[Records]
▶

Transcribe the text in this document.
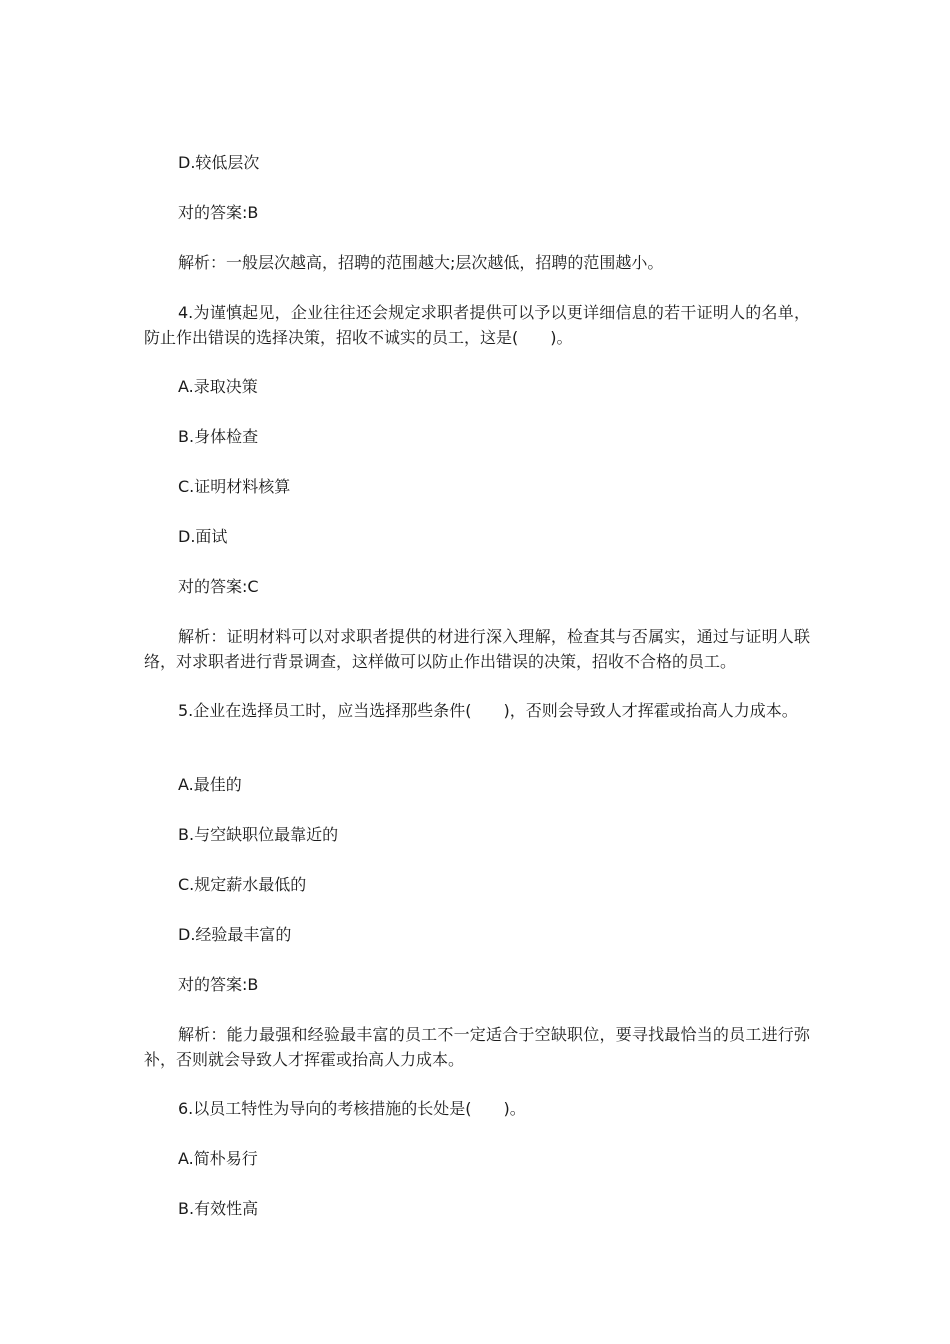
D.较低层次

对的答案:B

解析：一般层次越高，招聘的范围越大;层次越低，招聘的范围越小。

4.为谨慎起见，企业往往还会规定求职者提供可以予以更详细信息的若干证明人的名单，防止作出错误的选择决策，招收不诚实的员工，这是(　　)。

A.录取决策

B.身体检查

C.证明材料核算

D.面试

对的答案:C

解析：证明材料可以对求职者提供的材进行深入理解，检查其与否属实，通过与证明人联络，对求职者进行背景调查，这样做可以防止作出错误的决策，招收不合格的员工。

5.企业在选择员工时，应当选择那些条件(　　)，否则会导致人才挥霍或抬高人力成本。

A.最佳的

B.与空缺职位最靠近的

C.规定薪水最低的

D.经验最丰富的

对的答案:B

解析：能力最强和经验最丰富的员工不一定适合于空缺职位，要寻找最恰当的员工进行弥补，否则就会导致人才挥霍或抬高人力成本。

6.以员工特性为导向的考核措施的长处是(　　)。

A.简朴易行

B.有效性高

◀

- **Problem details**:
What is needed is an exact reproduction of the data, pictures excluded.

- **Task answer**:
Transcribe the text in this document.
D.较低层次

对的答案:B

解析：一般层次越高，招聘的范围越大;层次越低，招聘的范围越小。

4.为谨慎起见，企业往往还会规定求职者提供可以予以更详细信息的若干证明人的名单，防止作出错误的选择决策，招收不诚实的员工，这是(　　)。

A.录取决策

B.身体检查

C.证明材料核算

D.面试

对的答案:C

解析：证明材料可以对求职者提供的材进行深入理解，检查其与否属实，通过与证明人联络，对求职者进行背景调查，这样做可以防止作出错误的决策，招收不合格的员工。

5.企业在选择员工时，应当选择那些条件(　　)，否则会导致人才挥霍或抬高人力成本。

A.最佳的

B.与空缺职位最靠近的

C.规定薪水最低的

D.经验最丰富的

对的答案:B

解析：能力最强和经验最丰富的员工不一定适合于空缺职位，要寻找最恰当的员工进行弥补，否则就会导致人才挥霍或抬高人力成本。

6.以员工特性为导向的考核措施的长处是(　　)。

A.简朴易行

B.有效性高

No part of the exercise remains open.